▸ WORK INSTRUCTIONS
Copy the listing verbatim, excluding any images found in it.

——————

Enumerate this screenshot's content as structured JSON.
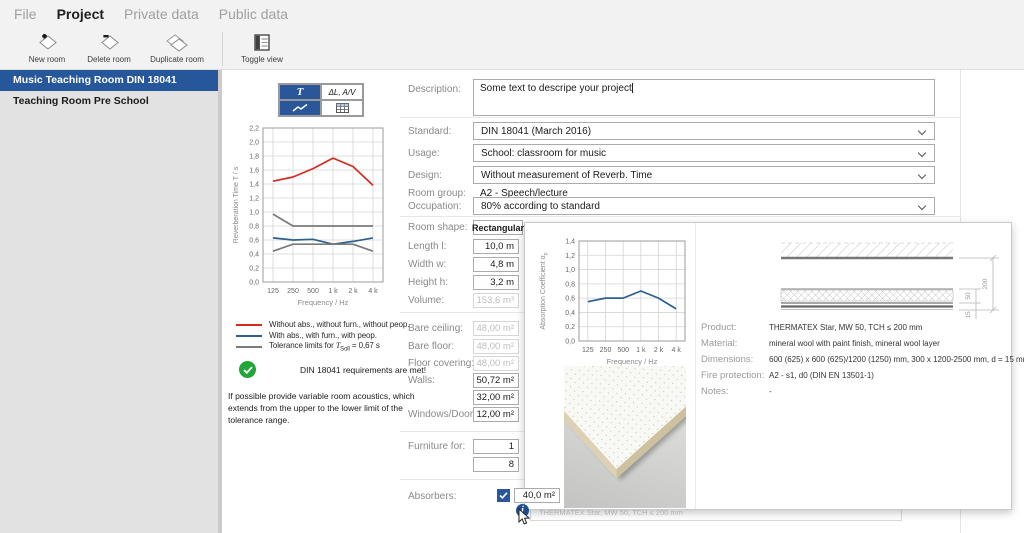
{
  "menu": {
    "items": [
      {
        "label": "File"
      },
      {
        "label": "Project",
        "active": true
      },
      {
        "label": "Private data"
      },
      {
        "label": "Public data"
      }
    ]
  },
  "toolbar": {
    "new_room": "New room",
    "delete_room": "Delete room",
    "duplicate_room": "Duplicate room",
    "toggle_view": "Toggle view"
  },
  "sidebar": {
    "items": [
      {
        "label": "Music Teaching Room DIN 18041",
        "selected": true
      },
      {
        "label": "Teaching Room Pre School",
        "selected": false
      }
    ]
  },
  "view_buttons": {
    "t": "T",
    "dl": "ΔL, A/V"
  },
  "accent_color": "#27579b",
  "legend": {
    "items": [
      {
        "label": "Without abs., without furn., without peop.",
        "color": "#d42b1e"
      },
      {
        "label": "With abs., with furn., with peop.",
        "color": "#2d5f91"
      },
      {
        "pre": "Tolerance limits for ",
        "t": "T",
        "sub": "Soll",
        "post": " = 0,67 s",
        "color": "#7a7a7a"
      }
    ]
  },
  "status": {
    "message": "DIN 18041 requirements are met!",
    "color": "#23a638"
  },
  "note": "If possible provide variable room acoustics, which extends from the upper to the lower limit of the tolerance range.",
  "form": {
    "description_label": "Description:",
    "description_value": "Some text to descripe your project",
    "standard_label": "Standard:",
    "standard_value": "DIN 18041 (March 2016)",
    "usage_label": "Usage:",
    "usage_value": "School: classroom for music",
    "design_label": "Design:",
    "design_value": "Without measurement of Reverb. Time",
    "room_group_label": "Room group:",
    "room_group_value": "A2 - Speech/lecture",
    "occupation_label": "Occupation:",
    "occupation_value": "80% according to standard"
  },
  "room": {
    "shape_label": "Room shape:",
    "shape_value": "Rectangular",
    "length_label": "Length l:",
    "length_value": "10,0 m",
    "width_label": "Width w:",
    "width_value": "4,8 m",
    "height_label": "Height h:",
    "height_value": "3,2 m",
    "volume_label": "Volume:",
    "volume_value": "153,6 m³"
  },
  "surfaces": {
    "bare_ceiling_label": "Bare ceiling:",
    "bare_ceiling_value": "48,00 m²",
    "bare_floor_label": "Bare floor:",
    "bare_floor_value": "48,00 m²",
    "floor_covering_label": "Floor covering:",
    "floor_covering_value": "48,00 m²",
    "walls_label": "Walls:",
    "walls_value": "50,72 m²",
    "walls_value2": "32,00 m²",
    "windows_doors_label": "Windows/Doors:",
    "windows_doors_value": "12,00 m²"
  },
  "furniture": {
    "label": "Furniture for:",
    "value1": "1",
    "value2": "8"
  },
  "absorbers": {
    "label": "Absorbers:",
    "checked": true,
    "value": "40,0 m²",
    "product_row_text": "THERMATEX Star, MW 50, TCH ≤ 200 mm"
  },
  "product_panel": {
    "details": [
      {
        "label": "Product:",
        "value": "THERMATEX Star, MW 50, TCH ≤ 200 mm"
      },
      {
        "label": "Material:",
        "value": "mineral wool with paint finish, mineral wool layer"
      },
      {
        "label": "Dimensions:",
        "value": "600 (625) x 600 (625)/1200 (1250) mm, 300 x 1200-2500 mm, d = 15 mm"
      },
      {
        "label": "Fire protection:",
        "value": "A2 - s1, d0 (DIN EN 13501-1)"
      },
      {
        "label": "Notes:",
        "value": "-"
      }
    ],
    "drawing_dims": {
      "total": "200",
      "layer": "50",
      "panel": "15"
    }
  },
  "chart_data": [
    {
      "id": "reverberation_time",
      "type": "line",
      "xlabel": "Frequency / Hz",
      "ylabel": "Reverberation Time T / s",
      "categories": [
        "125",
        "250",
        "500",
        "1 k",
        "2 k",
        "4 k"
      ],
      "ylim": [
        0,
        2.2
      ],
      "ytick_step": 0.2,
      "grid": true,
      "series": [
        {
          "name": "Without abs., without furn., without peop.",
          "color": "#d42b1e",
          "values": [
            1.44,
            1.5,
            1.62,
            1.77,
            1.65,
            1.38
          ]
        },
        {
          "name": "With abs., with furn., with peop.",
          "color": "#2d5f91",
          "values": [
            0.63,
            0.6,
            0.61,
            0.54,
            0.58,
            0.63
          ]
        },
        {
          "name": "Tolerance limit upper (T_Soll = 0,67 s)",
          "color": "#7a7a7a",
          "values": [
            0.97,
            0.8,
            0.8,
            0.8,
            0.8,
            0.8
          ]
        },
        {
          "name": "Tolerance limit lower (T_Soll = 0,67 s)",
          "color": "#7a7a7a",
          "values": [
            0.44,
            0.54,
            0.54,
            0.54,
            0.54,
            0.44
          ]
        }
      ]
    },
    {
      "id": "absorption_coefficient",
      "type": "line",
      "xlabel": "Frequency / Hz",
      "ylabel": "Absorption Coefficient α",
      "ylabel_sub": "p",
      "categories": [
        "125",
        "250",
        "500",
        "1 k",
        "2 k",
        "4 k"
      ],
      "ylim": [
        0,
        1.4
      ],
      "ytick_step": 0.2,
      "grid": true,
      "series": [
        {
          "name": "THERMATEX Star, MW 50, TCH ≤ 200 mm",
          "color": "#2d5f91",
          "values": [
            0.55,
            0.6,
            0.6,
            0.7,
            0.6,
            0.45
          ]
        }
      ]
    }
  ]
}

——————

▸ TASK ANSWER
Enumerate this screenshot's content as structured JSON.
{
  "menu": {
    "items": [
      {
        "label": "File"
      },
      {
        "label": "Project",
        "active": true
      },
      {
        "label": "Private data"
      },
      {
        "label": "Public data"
      }
    ]
  },
  "toolbar": {
    "new_room": "New room",
    "delete_room": "Delete room",
    "duplicate_room": "Duplicate room",
    "toggle_view": "Toggle view"
  },
  "sidebar": {
    "items": [
      {
        "label": "Music Teaching Room DIN 18041",
        "selected": true
      },
      {
        "label": "Teaching Room Pre School",
        "selected": false
      }
    ]
  },
  "view_buttons": {
    "t": "T",
    "dl": "ΔL, A/V"
  },
  "accent_color": "#27579b",
  "legend": {
    "items": [
      {
        "label": "Without abs., without furn., without peop.",
        "color": "#d42b1e"
      },
      {
        "label": "With abs., with furn., with peop.",
        "color": "#2d5f91"
      },
      {
        "pre": "Tolerance limits for ",
        "t": "T",
        "sub": "Soll",
        "post": " = 0,67 s",
        "color": "#7a7a7a"
      }
    ]
  },
  "status": {
    "message": "DIN 18041 requirements are met!",
    "color": "#23a638"
  },
  "note": "If possible provide variable room acoustics, which extends from the upper to the lower limit of the tolerance range.",
  "form": {
    "description_label": "Description:",
    "description_value": "Some text to descripe your project",
    "standard_label": "Standard:",
    "standard_value": "DIN 18041 (March 2016)",
    "usage_label": "Usage:",
    "usage_value": "School: classroom for music",
    "design_label": "Design:",
    "design_value": "Without measurement of Reverb. Time",
    "room_group_label": "Room group:",
    "room_group_value": "A2 - Speech/lecture",
    "occupation_label": "Occupation:",
    "occupation_value": "80% according to standard"
  },
  "room": {
    "shape_label": "Room shape:",
    "shape_value": "Rectangular",
    "length_label": "Length l:",
    "length_value": "10,0 m",
    "width_label": "Width w:",
    "width_value": "4,8 m",
    "height_label": "Height h:",
    "height_value": "3,2 m",
    "volume_label": "Volume:",
    "volume_value": "153,6 m³"
  },
  "surfaces": {
    "bare_ceiling_label": "Bare ceiling:",
    "bare_ceiling_value": "48,00 m²",
    "bare_floor_label": "Bare floor:",
    "bare_floor_value": "48,00 m²",
    "floor_covering_label": "Floor covering:",
    "floor_covering_value": "48,00 m²",
    "walls_label": "Walls:",
    "walls_value": "50,72 m²",
    "walls_value2": "32,00 m²",
    "windows_doors_label": "Windows/Doors:",
    "windows_doors_value": "12,00 m²"
  },
  "furniture": {
    "label": "Furniture for:",
    "value1": "1",
    "value2": "8"
  },
  "absorbers": {
    "label": "Absorbers:",
    "checked": true,
    "value": "40,0 m²",
    "product_row_text": "THERMATEX Star, MW 50, TCH ≤ 200 mm"
  },
  "product_panel": {
    "details": [
      {
        "label": "Product:",
        "value": "THERMATEX Star, MW 50, TCH ≤ 200 mm"
      },
      {
        "label": "Material:",
        "value": "mineral wool with paint finish, mineral wool layer"
      },
      {
        "label": "Dimensions:",
        "value": "600 (625) x 600 (625)/1200 (1250) mm, 300 x 1200-2500 mm, d = 15 mm"
      },
      {
        "label": "Fire protection:",
        "value": "A2 - s1, d0 (DIN EN 13501-1)"
      },
      {
        "label": "Notes:",
        "value": "-"
      }
    ],
    "drawing_dims": {
      "total": "200",
      "layer": "50",
      "panel": "15"
    }
  },
  "chart_data": [
    {
      "id": "reverberation_time",
      "type": "line",
      "xlabel": "Frequency / Hz",
      "ylabel": "Reverberation Time T / s",
      "categories": [
        "125",
        "250",
        "500",
        "1 k",
        "2 k",
        "4 k"
      ],
      "ylim": [
        0,
        2.2
      ],
      "ytick_step": 0.2,
      "grid": true,
      "series": [
        {
          "name": "Without abs., without furn., without peop.",
          "color": "#d42b1e",
          "values": [
            1.44,
            1.5,
            1.62,
            1.77,
            1.65,
            1.38
          ]
        },
        {
          "name": "With abs., with furn., with peop.",
          "color": "#2d5f91",
          "values": [
            0.63,
            0.6,
            0.61,
            0.54,
            0.58,
            0.63
          ]
        },
        {
          "name": "Tolerance limit upper (T_Soll = 0,67 s)",
          "color": "#7a7a7a",
          "values": [
            0.97,
            0.8,
            0.8,
            0.8,
            0.8,
            0.8
          ]
        },
        {
          "name": "Tolerance limit lower (T_Soll = 0,67 s)",
          "color": "#7a7a7a",
          "values": [
            0.44,
            0.54,
            0.54,
            0.54,
            0.54,
            0.44
          ]
        }
      ]
    },
    {
      "id": "absorption_coefficient",
      "type": "line",
      "xlabel": "Frequency / Hz",
      "ylabel": "Absorption Coefficient α",
      "ylabel_sub": "p",
      "categories": [
        "125",
        "250",
        "500",
        "1 k",
        "2 k",
        "4 k"
      ],
      "ylim": [
        0,
        1.4
      ],
      "ytick_step": 0.2,
      "grid": true,
      "series": [
        {
          "name": "THERMATEX Star, MW 50, TCH ≤ 200 mm",
          "color": "#2d5f91",
          "values": [
            0.55,
            0.6,
            0.6,
            0.7,
            0.6,
            0.45
          ]
        }
      ]
    }
  ]
}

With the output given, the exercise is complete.